>>
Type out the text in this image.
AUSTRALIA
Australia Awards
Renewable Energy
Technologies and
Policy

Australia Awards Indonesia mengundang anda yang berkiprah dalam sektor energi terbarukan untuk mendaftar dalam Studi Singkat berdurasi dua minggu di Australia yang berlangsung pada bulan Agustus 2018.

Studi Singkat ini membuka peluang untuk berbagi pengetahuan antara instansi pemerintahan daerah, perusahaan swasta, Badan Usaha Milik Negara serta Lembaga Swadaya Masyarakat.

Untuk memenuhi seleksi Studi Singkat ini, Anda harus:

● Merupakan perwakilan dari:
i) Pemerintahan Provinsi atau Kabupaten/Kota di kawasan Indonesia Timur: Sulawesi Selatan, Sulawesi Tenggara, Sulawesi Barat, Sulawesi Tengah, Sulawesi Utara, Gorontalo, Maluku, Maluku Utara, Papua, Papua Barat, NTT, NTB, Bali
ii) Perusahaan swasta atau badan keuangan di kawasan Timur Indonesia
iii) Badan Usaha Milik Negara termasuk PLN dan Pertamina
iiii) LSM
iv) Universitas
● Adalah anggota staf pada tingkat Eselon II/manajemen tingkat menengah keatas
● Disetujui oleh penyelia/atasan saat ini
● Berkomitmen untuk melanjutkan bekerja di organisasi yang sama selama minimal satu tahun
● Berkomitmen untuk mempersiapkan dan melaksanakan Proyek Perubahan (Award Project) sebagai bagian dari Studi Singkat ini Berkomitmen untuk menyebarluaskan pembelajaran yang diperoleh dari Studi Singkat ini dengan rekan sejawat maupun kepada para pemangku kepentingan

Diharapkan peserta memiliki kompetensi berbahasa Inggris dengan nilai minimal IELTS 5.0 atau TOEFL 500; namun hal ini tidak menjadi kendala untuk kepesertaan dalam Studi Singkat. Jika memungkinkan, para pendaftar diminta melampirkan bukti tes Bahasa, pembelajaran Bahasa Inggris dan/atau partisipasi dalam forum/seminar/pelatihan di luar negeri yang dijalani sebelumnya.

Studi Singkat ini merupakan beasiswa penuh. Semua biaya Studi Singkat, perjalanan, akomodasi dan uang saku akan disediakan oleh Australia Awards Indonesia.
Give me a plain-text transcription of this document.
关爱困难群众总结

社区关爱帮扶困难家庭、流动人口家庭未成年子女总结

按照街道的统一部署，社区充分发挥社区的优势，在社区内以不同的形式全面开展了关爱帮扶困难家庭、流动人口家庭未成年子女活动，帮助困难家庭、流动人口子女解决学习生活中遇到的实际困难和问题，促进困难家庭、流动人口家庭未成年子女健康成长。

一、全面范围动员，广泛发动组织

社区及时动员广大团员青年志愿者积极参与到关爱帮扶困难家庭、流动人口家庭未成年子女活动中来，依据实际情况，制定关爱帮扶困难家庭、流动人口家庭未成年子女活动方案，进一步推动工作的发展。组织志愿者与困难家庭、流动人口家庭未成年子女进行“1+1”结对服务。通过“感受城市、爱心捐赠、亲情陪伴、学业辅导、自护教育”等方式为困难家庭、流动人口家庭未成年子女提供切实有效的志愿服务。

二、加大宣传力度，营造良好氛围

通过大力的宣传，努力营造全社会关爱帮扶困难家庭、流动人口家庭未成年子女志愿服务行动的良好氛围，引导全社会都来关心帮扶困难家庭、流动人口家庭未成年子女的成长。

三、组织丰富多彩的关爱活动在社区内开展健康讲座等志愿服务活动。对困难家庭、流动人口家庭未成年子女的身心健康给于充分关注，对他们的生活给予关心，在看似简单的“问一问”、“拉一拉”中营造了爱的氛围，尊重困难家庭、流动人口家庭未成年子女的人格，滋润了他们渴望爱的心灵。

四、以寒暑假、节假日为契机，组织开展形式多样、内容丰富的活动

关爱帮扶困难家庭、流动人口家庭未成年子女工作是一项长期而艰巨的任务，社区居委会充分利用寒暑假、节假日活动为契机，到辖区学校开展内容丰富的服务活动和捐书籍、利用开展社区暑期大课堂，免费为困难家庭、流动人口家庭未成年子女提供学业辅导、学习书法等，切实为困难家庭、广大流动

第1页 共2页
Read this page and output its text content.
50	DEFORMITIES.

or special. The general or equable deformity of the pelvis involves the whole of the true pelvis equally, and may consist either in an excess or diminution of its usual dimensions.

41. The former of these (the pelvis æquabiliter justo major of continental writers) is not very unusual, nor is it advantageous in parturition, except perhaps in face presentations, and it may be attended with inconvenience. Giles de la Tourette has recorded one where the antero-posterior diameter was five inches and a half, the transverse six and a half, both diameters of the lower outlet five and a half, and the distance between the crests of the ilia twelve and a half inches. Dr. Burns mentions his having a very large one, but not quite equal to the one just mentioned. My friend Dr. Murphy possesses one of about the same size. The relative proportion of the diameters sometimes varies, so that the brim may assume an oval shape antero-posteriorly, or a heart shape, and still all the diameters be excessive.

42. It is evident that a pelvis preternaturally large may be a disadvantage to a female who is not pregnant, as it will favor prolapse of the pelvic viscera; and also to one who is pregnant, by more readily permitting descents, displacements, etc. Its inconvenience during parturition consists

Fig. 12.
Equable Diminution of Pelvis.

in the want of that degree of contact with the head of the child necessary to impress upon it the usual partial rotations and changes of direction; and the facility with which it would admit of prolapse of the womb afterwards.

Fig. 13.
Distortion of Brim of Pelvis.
<<
Please copy out each record, character for character.

RESULT BELOW ▸
Type out the text in this image.
AUSTRALIA
Australia Awards
Renewable Energy
Technologies and
Policy

Australia Awards Indonesia mengundang anda yang berkiprah dalam sektor energi terbarukan untuk mendaftar dalam Studi Singkat berdurasi dua minggu di Australia yang berlangsung pada bulan Agustus 2018.

Studi Singkat ini membuka peluang untuk berbagi pengetahuan antara instansi pemerintahan daerah, perusahaan swasta, Badan Usaha Milik Negara serta Lembaga Swadaya Masyarakat.

Untuk memenuhi seleksi Studi Singkat ini, Anda harus:

● Merupakan perwakilan dari:
i) Pemerintahan Provinsi atau Kabupaten/Kota di kawasan Indonesia Timur: Sulawesi Selatan, Sulawesi Tenggara, Sulawesi Barat, Sulawesi Tengah, Sulawesi Utara, Gorontalo, Maluku, Maluku Utara, Papua, Papua Barat, NTT, NTB, Bali
ii) Perusahaan swasta atau badan keuangan di kawasan Timur Indonesia
iii) Badan Usaha Milik Negara termasuk PLN dan Pertamina
iiii) LSM
iv) Universitas
● Adalah anggota staf pada tingkat Eselon II/manajemen tingkat menengah keatas
● Disetujui oleh penyelia/atasan saat ini
● Berkomitmen untuk melanjutkan bekerja di organisasi yang sama selama minimal satu tahun
● Berkomitmen untuk mempersiapkan dan melaksanakan Proyek Perubahan (Award Project) sebagai bagian dari Studi Singkat ini Berkomitmen untuk menyebarluaskan pembelajaran yang diperoleh dari Studi Singkat ini dengan rekan sejawat maupun kepada para pemangku kepentingan

Diharapkan peserta memiliki kompetensi berbahasa Inggris dengan nilai minimal IELTS 5.0 atau TOEFL 500; namun hal ini tidak menjadi kendala untuk kepesertaan dalam Studi Singkat. Jika memungkinkan, para pendaftar diminta melampirkan bukti tes Bahasa, pembelajaran Bahasa Inggris dan/atau partisipasi dalam forum/seminar/pelatihan di luar negeri yang dijalani sebelumnya.

Studi Singkat ini merupakan beasiswa penuh. Semua biaya Studi Singkat, perjalanan, akomodasi dan uang saku akan disediakan oleh Australia Awards Indonesia.
Give me a plain-text transcription of this document.
关爱困难群众总结

社区关爱帮扶困难家庭、流动人口家庭未成年子女总结

按照街道的统一部署，社区充分发挥社区的优势，在社区内以不同的形式全面开展了关爱帮扶困难家庭、流动人口家庭未成年子女活动，帮助困难家庭、流动人口子女解决学习生活中遇到的实际困难和问题，促进困难家庭、流动人口家庭未成年子女健康成长。

一、全面范围动员，广泛发动组织

社区及时动员广大团员青年志愿者积极参与到关爱帮扶困难家庭、流动人口家庭未成年子女活动中来，依据实际情况，制定关爱帮扶困难家庭、流动人口家庭未成年子女活动方案，进一步推动工作的发展。组织志愿者与困难家庭、流动人口家庭未成年子女进行“1+1”结对服务。通过“感受城市、爱心捐赠、亲情陪伴、学业辅导、自护教育”等方式为困难家庭、流动人口家庭未成年子女提供切实有效的志愿服务。

二、加大宣传力度，营造良好氛围

通过大力的宣传，努力营造全社会关爱帮扶困难家庭、流动人口家庭未成年子女志愿服务行动的良好氛围，引导全社会都来关心帮扶困难家庭、流动人口家庭未成年子女的成长。

三、组织丰富多彩的关爱活动在社区内开展健康讲座等志愿服务活动。对困难家庭、流动人口家庭未成年子女的身心健康给于充分关注，对他们的生活给予关心，在看似简单的“问一问”、“拉一拉”中营造了爱的氛围，尊重困难家庭、流动人口家庭未成年子女的人格，滋润了他们渴望爱的心灵。

四、以寒暑假、节假日为契机，组织开展形式多样、内容丰富的活动

关爱帮扶困难家庭、流动人口家庭未成年子女工作是一项长期而艰巨的任务，社区居委会充分利用寒暑假、节假日活动为契机，到辖区学校开展内容丰富的服务活动和捐书籍、利用开展社区暑期大课堂，免费为困难家庭、流动人口家庭未成年子女提供学业辅导、学习书法等，切实为困难家庭、广大流动

第1页 共2页
Read this page and output its text content.
50	DEFORMITIES.

or special. The general or equable deformity of the pelvis involves the whole of the true pelvis equally, and may consist either in an excess or diminution of its usual dimensions.

41. The former of these (the pelvis æquabiliter justo major of continental writers) is not very unusual, nor is it advantageous in parturition, except perhaps in face presentations, and it may be attended with inconvenience. Giles de la Tourette has recorded one where the antero-posterior diameter was five inches and a half, the transverse six and a half, both diameters of the lower outlet five and a half, and the distance between the crests of the ilia twelve and a half inches. Dr. Burns mentions his having a very large one, but not quite equal to the one just mentioned. My friend Dr. Murphy possesses one of about the same size. The relative proportion of the diameters sometimes varies, so that the brim may assume an oval shape antero-posteriorly, or a heart shape, and still all the diameters be excessive.

42. It is evident that a pelvis preternaturally large may be a disadvantage to a female who is not pregnant, as it will favor prolapse of the pelvic viscera; and also to one who is pregnant, by more readily permitting descents, displacements, etc. Its inconvenience during parturition consists

Fig. 12.
Equable Diminution of Pelvis.

in the want of that degree of contact with the head of the child necessary to impress upon it the usual partial rotations and changes of direction; and the facility with which it would admit of prolapse of the womb afterwards.

Fig. 13.
Distortion of Brim of Pelvis.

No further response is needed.